[Saved entries]
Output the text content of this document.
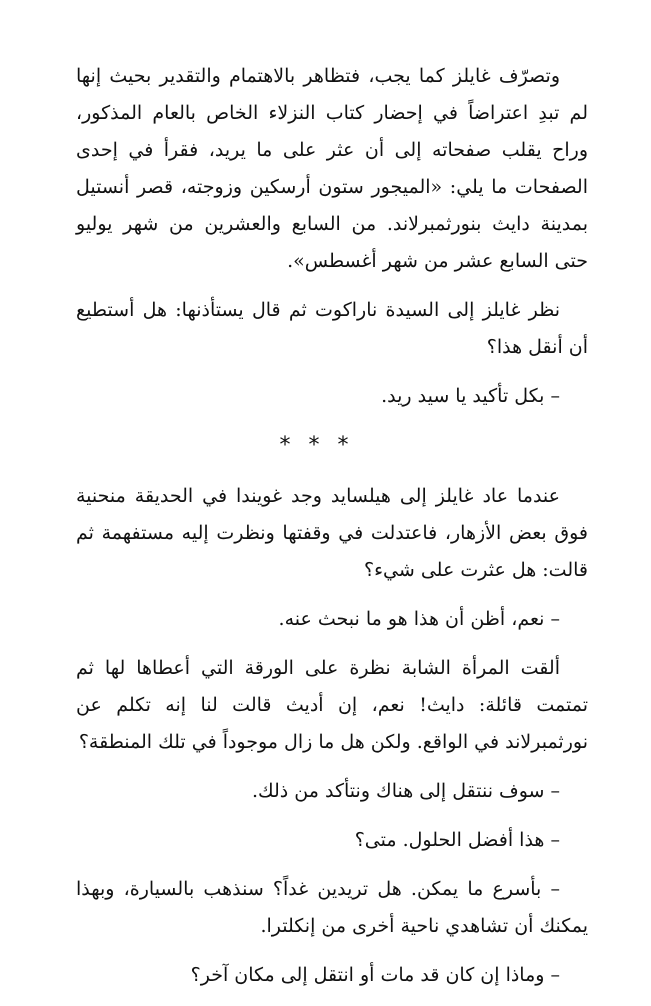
وتصرّف غايلز كما يجب، فتظاهر بالاهتمام والتقدير بحيث إنها لم تبدِ اعتراضاً في إحضار كتاب النزلاء الخاص بالعام المذكور، وراح يقلب صفحاته إلى أن عثر على ما يريد، فقرأ في إحدى الصفحات ما يلي: «الميجور ستون أرسكين وزوجته، قصر أنستيل بمدينة دايث بنورثمبرلاند. من السابع والعشرين من شهر يوليو حتى السابع عشر من شهر أغسطس».

نظر غايلز إلى السيدة ناراكوت ثم قال يستأذنها: هل أستطيع أن أنقل هذا؟

– بكل تأكيد يا سيد ريد.

***

عندما عاد غايلز إلى هيلسايد وجد غويندا في الحديقة منحنية فوق بعض الأزهار، فاعتدلت في وقفتها ونظرت إليه مستفهمة ثم قالت: هل عثرت على شيء؟

– نعم، أظن أن هذا هو ما نبحث عنه.

ألقت المرأة الشابة نظرة على الورقة التي أعطاها لها ثم تمتمت قائلة: دايث! نعم، إن أديث قالت لنا إنه تكلم عن نورثمبرلاند في الواقع. ولكن هل ما زال موجوداً في تلك المنطقة؟

– سوف ننتقل إلى هناك ونتأكد من ذلك.

– هذا أفضل الحلول. متى؟

– بأسرع ما يمكن. هل تريدين غداً؟ سنذهب بالسيارة، وبهذا يمكنك أن تشاهدي ناحية أخرى من إنكلترا.

– وماذا إن كان قد مات أو انتقل إلى مكان آخر؟
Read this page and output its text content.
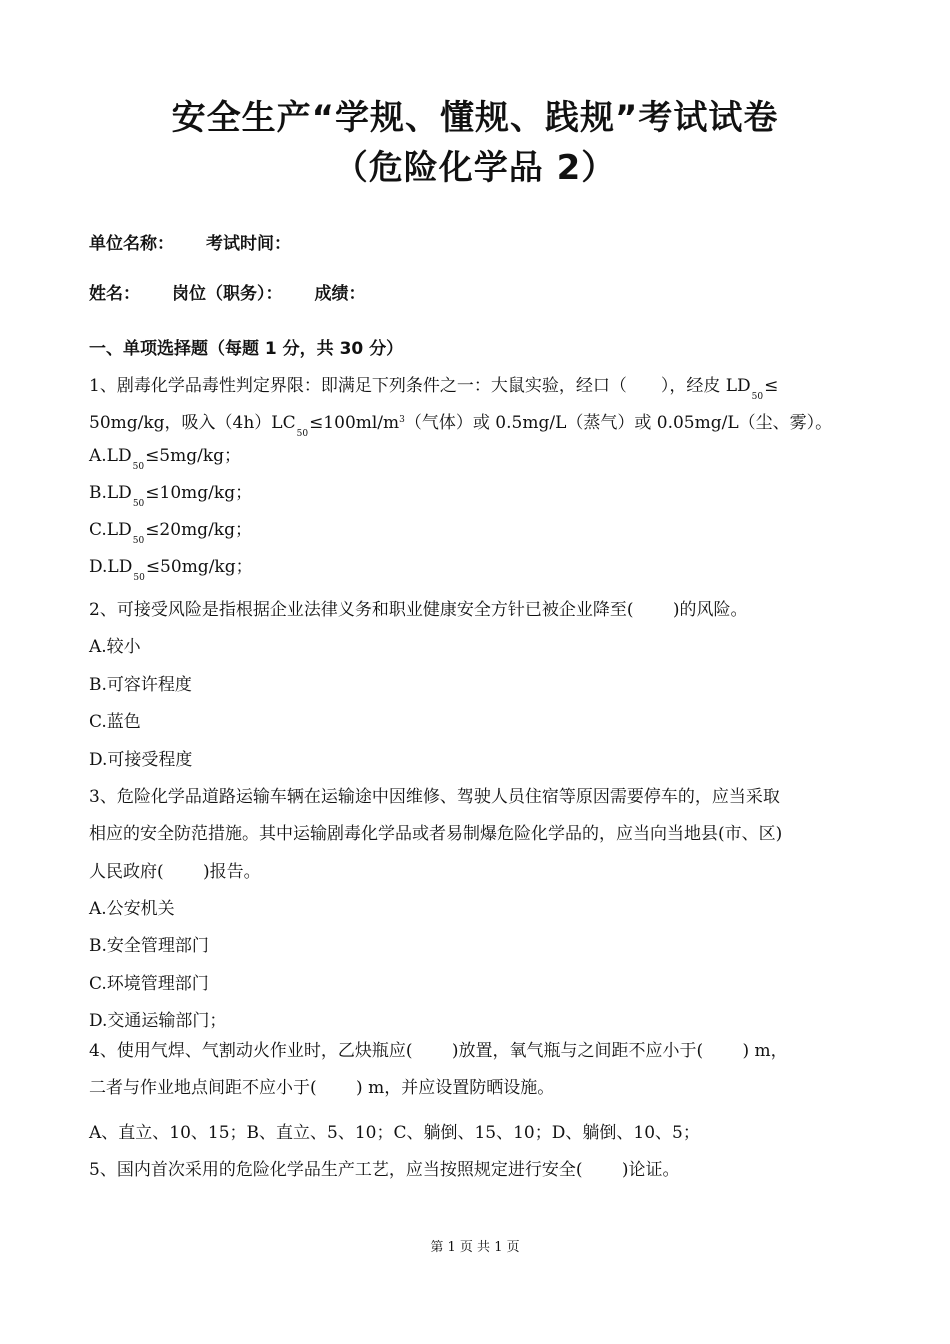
安全生产“学规、懂规、践规”考试试卷
（危险化学品 2）
单位名称： 考试时间：
姓名： 岗位（职务）： 成绩：
一、单项选择题（每题 1 分，共 30 分）
1、剧毒化学品毒性判定界限：即满足下列条件之一：大鼠实验，经口（　　），经皮 $LD_{50}\le$
50mg/kg，吸入$(4h)LC_{50}\le 100ml/m^3$（气体）或 0.5mg/L（蒸气）或 0.05mg/L（尘、雾）。
$A.LD_{50}\le 5mg/kg$；
$B.LD_{50}\le 10mg/kg$；
$C.LD_{50}\le 20mg/kg$；
$D.LD_{50}\le 50mg/kg$；
2、可接受风险是指根据企业法律义务和职业健康安全方针已被企业降至(　　 )的风险。
A.较小
B.可容许程度
C.蓝色
D.可接受程度
3、危险化学品道路运输车辆在运输途中因维修、驾驶人员住宿等原因需要停车的，应当采取
相应的安全防范措施。其中运输剧毒化学品或者易制爆危险化学品的，应当向当地县(市、区)
人民政府(　　 )报告。
A.公安机关
B.安全管理部门
C.环境管理部门
D.交通运输部门；
4、使用气焊、气割动火作业时，乙炔瓶应(　　 )放置，氧气瓶与之间距不应小于(　　 ) m，
二者与作业地点间距不应小于(　　 ) m，并应设置防晒设施。
A、直立、10、15；B、直立、5、10；C、躺倒、15、10；D、躺倒、10、5；
5、国内首次采用的危险化学品生产工艺，应当按照规定进行安全(　　 )论证。
第 1 页 共 1 页
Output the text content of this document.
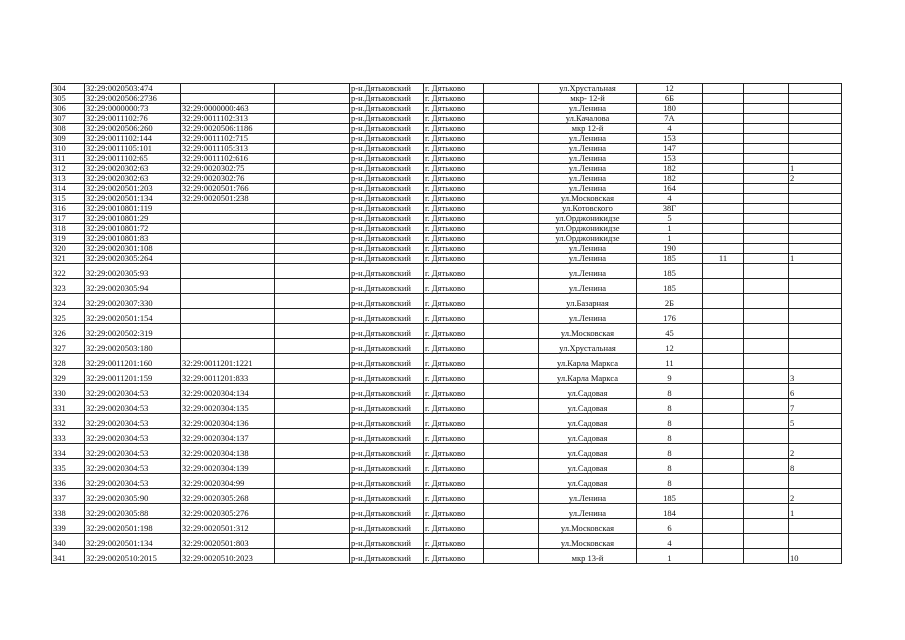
304	32:29:0020503:474			р-н.Дятьковский	г. Дятьково		ул.Хрустальная	12			
305	32:29:0020506:2736			р-н.Дятьковский	г. Дятьково		мкр- 12-й	6Б			
306	32:29:0000000:73	32:29:0000000:463		р-н.Дятьковский	г. Дятьково		ул.Ленина	180			
307	32:29:0011102:76	32:29:0011102:313		р-н.Дятьковский	г. Дятьково		ул.Качалова	7А			
308	32:29:0020506:260	32:29:0020506:1186		р-н.Дятьковский	г. Дятьково		мкр 12-й	4			
309	32:29:0011102:144	32:29:0011102:715		р-н.Дятьковский	г. Дятьково		ул.Ленина	153			
310	32:29:0011105:101	32:29:0011105:313		р-н.Дятьковский	г. Дятьково		ул.Ленина	147			
311	32:29:0011102:65	32:29:0011102:616		р-н.Дятьковский	г. Дятьково		ул.Ленина	153			
312	32:29:0020302:63	32:29:0020302:75		р-н.Дятьковский	г. Дятьково		ул.Ленина	182			1
313	32:29:0020302:63	32:29:0020302:76		р-н.Дятьковский	г. Дятьково		ул.Ленина	182			2
314	32:29:0020501:203	32:29:0020501:766		р-н.Дятьковский	г. Дятьково		ул.Ленина	164			
315	32:29:0020501:134	32:29:0020501:238		р-н.Дятьковский	г. Дятьково		ул.Московская	4			
316	32:29:0010801:119			р-н.Дятьковский	г. Дятьково		ул.Котовского	38Г			
317	32:29:0010801:29			р-н.Дятьковский	г. Дятьково		ул.Орджоникидзе	5			
318	32:29:0010801:72			р-н.Дятьковский	г. Дятьково		ул.Орджоникидзе	1			
319	32:29:0010801:83			р-н.Дятьковский	г. Дятьково		ул.Орджоникидзе	1			
320	32:29:0020301:108			р-н.Дятьковский	г. Дятьково		ул.Ленина	190			
321	32:29:0020305:264			р-н.Дятьковский	г. Дятьково		ул.Ленина	185	11		1
322	32:29:0020305:93			р-н.Дятьковский	г. Дятьково		ул.Ленина	185			
323	32:29:0020305:94			р-н.Дятьковский	г. Дятьково		ул.Ленина	185			
324	32:29:0020307:330			р-н.Дятьковский	г. Дятьково		ул.Базарная	2Б			
325	32:29:0020501:154			р-н.Дятьковский	г. Дятьково		ул.Ленина	176			
326	32:29:0020502:319			р-н.Дятьковский	г. Дятьково		ул.Московская	45			
327	32:29:0020503:180			р-н.Дятьковский	г. Дятьково		ул.Хрустальная	12			
328	32:29:0011201:160	32:29:0011201:1221		р-н.Дятьковский	г. Дятьково		ул.Карла Маркса	11			
329	32:29:0011201:159	32:29:0011201:833		р-н.Дятьковский	г. Дятьково		ул.Карла Маркса	9			3
330	32:29:0020304:53	32:29:0020304:134		р-н.Дятьковский	г. Дятьково		ул.Садовая	8			6
331	32:29:0020304:53	32:29:0020304:135		р-н.Дятьковский	г. Дятьково		ул.Садовая	8			7
332	32:29:0020304:53	32:29:0020304:136		р-н.Дятьковский	г. Дятьково		ул.Садовая	8			5
333	32:29:0020304:53	32:29:0020304:137		р-н.Дятьковский	г. Дятьково		ул.Садовая	8			
334	32:29:0020304:53	32:29:0020304:138		р-н.Дятьковский	г. Дятьково		ул.Садовая	8			2
335	32:29:0020304:53	32:29:0020304:139		р-н.Дятьковский	г. Дятьково		ул.Садовая	8			8
336	32:29:0020304:53	32:29:0020304:99		р-н.Дятьковский	г. Дятьково		ул.Садовая	8			
337	32:29:0020305:90	32:29:0020305:268		р-н.Дятьковский	г. Дятьково		ул.Ленина	185			2
338	32:29:0020305:88	32:29:0020305:276		р-н.Дятьковский	г. Дятьково		ул.Ленина	184			1
339	32:29:0020501:198	32:29:0020501:312		р-н.Дятьковский	г. Дятьково		ул.Московская	6			
340	32:29:0020501:134	32:29:0020501:803		р-н.Дятьковский	г. Дятьково		ул.Московская	4			
341	32:29:0020510:2015	32:29:0020510:2023		р-н.Дятьковский	г. Дятьково		мкр 13-й	1			10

▸ EXERCISE BRIEF: Any pictures should be dropped; transcribe the rest of the records above exactly.

▸ FINAL RESULT:
Output the text content of this document.
وتصرّف غايلز كما يجب، فتظاهر بالاهتمام والتقدير بحيث إنها لم تبدِ اعتراضاً في إحضار كتاب النزلاء الخاص بالعام المذكور، وراح يقلب صفحاته إلى أن عثر على ما يريد، فقرأ في إحدى الصفحات ما يلي: «الميجور ستون أرسكين وزوجته، قصر أنستيل بمدينة دايث بنورثمبرلاند. من السابع والعشرين من شهر يوليو حتى السابع عشر من شهر أغسطس».

نظر غايلز إلى السيدة ناراكوت ثم قال يستأذنها: هل أستطيع أن أنقل هذا؟

– بكل تأكيد يا سيد ريد.

***

عندما عاد غايلز إلى هيلسايد وجد غويندا في الحديقة منحنية فوق بعض الأزهار، فاعتدلت في وقفتها ونظرت إليه مستفهمة ثم قالت: هل عثرت على شيء؟

– نعم، أظن أن هذا هو ما نبحث عنه.

ألقت المرأة الشابة نظرة على الورقة التي أعطاها لها ثم تمتمت قائلة: دايث! نعم، إن أديث قالت لنا إنه تكلم عن نورثمبرلاند في الواقع. ولكن هل ما زال موجوداً في تلك المنطقة؟

– سوف ننتقل إلى هناك ونتأكد من ذلك.

– هذا أفضل الحلول. متى؟

– بأسرع ما يمكن. هل تريدين غداً؟ سنذهب بالسيارة، وبهذا يمكنك أن تشاهدي ناحية أخرى من إنكلترا.

– وماذا إن كان قد مات أو انتقل إلى مكان آخر؟
Read this page and output its text content.
安全生产“学规、懂规、践规”考试试卷
（危险化学品 2）
单位名称： 考试时间：
姓名： 岗位（职务）： 成绩：
一、单项选择题（每题 1 分，共 30 分）
1、剧毒化学品毒性判定界限：即满足下列条件之一：大鼠实验，经口（　　），经皮 $LD_{50}\le$
50mg/kg，吸入$(4h)LC_{50}\le 100ml/m^3$（气体）或 0.5mg/L（蒸气）或 0.05mg/L（尘、雾）。
$A.LD_{50}\le 5mg/kg$；
$B.LD_{50}\le 10mg/kg$；
$C.LD_{50}\le 20mg/kg$；
$D.LD_{50}\le 50mg/kg$；
2、可接受风险是指根据企业法律义务和职业健康安全方针已被企业降至(　　 )的风险。
A.较小
B.可容许程度
C.蓝色
D.可接受程度
3、危险化学品道路运输车辆在运输途中因维修、驾驶人员住宿等原因需要停车的，应当采取
相应的安全防范措施。其中运输剧毒化学品或者易制爆危险化学品的，应当向当地县(市、区)
人民政府(　　 )报告。
A.公安机关
B.安全管理部门
C.环境管理部门
D.交通运输部门；
4、使用气焊、气割动火作业时，乙炔瓶应(　　 )放置，氧气瓶与之间距不应小于(　　 ) m，
二者与作业地点间距不应小于(　　 ) m，并应设置防晒设施。
A、直立、10、15；B、直立、5、10；C、躺倒、15、10；D、躺倒、10、5；
5、国内首次采用的危险化学品生产工艺，应当按照规定进行安全(　　 )论证。
第 1 页 共 1 页
Output the text content of this document.
304	32:29:0020503:474			р-н.Дятьковский	г. Дятьково		ул.Хрустальная	12			
305	32:29:0020506:2736			р-н.Дятьковский	г. Дятьково		мкр- 12-й	6Б			
306	32:29:0000000:73	32:29:0000000:463		р-н.Дятьковский	г. Дятьково		ул.Ленина	180			
307	32:29:0011102:76	32:29:0011102:313		р-н.Дятьковский	г. Дятьково		ул.Качалова	7А			
308	32:29:0020506:260	32:29:0020506:1186		р-н.Дятьковский	г. Дятьково		мкр 12-й	4			
309	32:29:0011102:144	32:29:0011102:715		р-н.Дятьковский	г. Дятьково		ул.Ленина	153			
310	32:29:0011105:101	32:29:0011105:313		р-н.Дятьковский	г. Дятьково		ул.Ленина	147			
311	32:29:0011102:65	32:29:0011102:616		р-н.Дятьковский	г. Дятьково		ул.Ленина	153			
312	32:29:0020302:63	32:29:0020302:75		р-н.Дятьковский	г. Дятьково		ул.Ленина	182			1
313	32:29:0020302:63	32:29:0020302:76		р-н.Дятьковский	г. Дятьково		ул.Ленина	182			2
314	32:29:0020501:203	32:29:0020501:766		р-н.Дятьковский	г. Дятьково		ул.Ленина	164			
315	32:29:0020501:134	32:29:0020501:238		р-н.Дятьковский	г. Дятьково		ул.Московская	4			
316	32:29:0010801:119			р-н.Дятьковский	г. Дятьково		ул.Котовского	38Г			
317	32:29:0010801:29			р-н.Дятьковский	г. Дятьково		ул.Орджоникидзе	5			
318	32:29:0010801:72			р-н.Дятьковский	г. Дятьково		ул.Орджоникидзе	1			
319	32:29:0010801:83			р-н.Дятьковский	г. Дятьково		ул.Орджоникидзе	1			
320	32:29:0020301:108			р-н.Дятьковский	г. Дятьково		ул.Ленина	190			
321	32:29:0020305:264			р-н.Дятьковский	г. Дятьково		ул.Ленина	185	11		1
322	32:29:0020305:93			р-н.Дятьковский	г. Дятьково		ул.Ленина	185			
323	32:29:0020305:94			р-н.Дятьковский	г. Дятьково		ул.Ленина	185			
324	32:29:0020307:330			р-н.Дятьковский	г. Дятьково		ул.Базарная	2Б			
325	32:29:0020501:154			р-н.Дятьковский	г. Дятьково		ул.Ленина	176			
326	32:29:0020502:319			р-н.Дятьковский	г. Дятьково		ул.Московская	45			
327	32:29:0020503:180			р-н.Дятьковский	г. Дятьково		ул.Хрустальная	12			
328	32:29:0011201:160	32:29:0011201:1221		р-н.Дятьковский	г. Дятьково		ул.Карла Маркса	11			
329	32:29:0011201:159	32:29:0011201:833		р-н.Дятьковский	г. Дятьково		ул.Карла Маркса	9			3
330	32:29:0020304:53	32:29:0020304:134		р-н.Дятьковский	г. Дятьково		ул.Садовая	8			6
331	32:29:0020304:53	32:29:0020304:135		р-н.Дятьковский	г. Дятьково		ул.Садовая	8			7
332	32:29:0020304:53	32:29:0020304:136		р-н.Дятьковский	г. Дятьково		ул.Садовая	8			5
333	32:29:0020304:53	32:29:0020304:137		р-н.Дятьковский	г. Дятьково		ул.Садовая	8			
334	32:29:0020304:53	32:29:0020304:138		р-н.Дятьковский	г. Дятьково		ул.Садовая	8			2
335	32:29:0020304:53	32:29:0020304:139		р-н.Дятьковский	г. Дятьково		ул.Садовая	8			8
336	32:29:0020304:53	32:29:0020304:99		р-н.Дятьковский	г. Дятьково		ул.Садовая	8			
337	32:29:0020305:90	32:29:0020305:268		р-н.Дятьковский	г. Дятьково		ул.Ленина	185			2
338	32:29:0020305:88	32:29:0020305:276		р-н.Дятьковский	г. Дятьково		ул.Ленина	184			1
339	32:29:0020501:198	32:29:0020501:312		р-н.Дятьковский	г. Дятьково		ул.Московская	6			
340	32:29:0020501:134	32:29:0020501:803		р-н.Дятьковский	г. Дятьково		ул.Московская	4			
341	32:29:0020510:2015	32:29:0020510:2023		р-н.Дятьковский	г. Дятьково		мкр 13-й	1			10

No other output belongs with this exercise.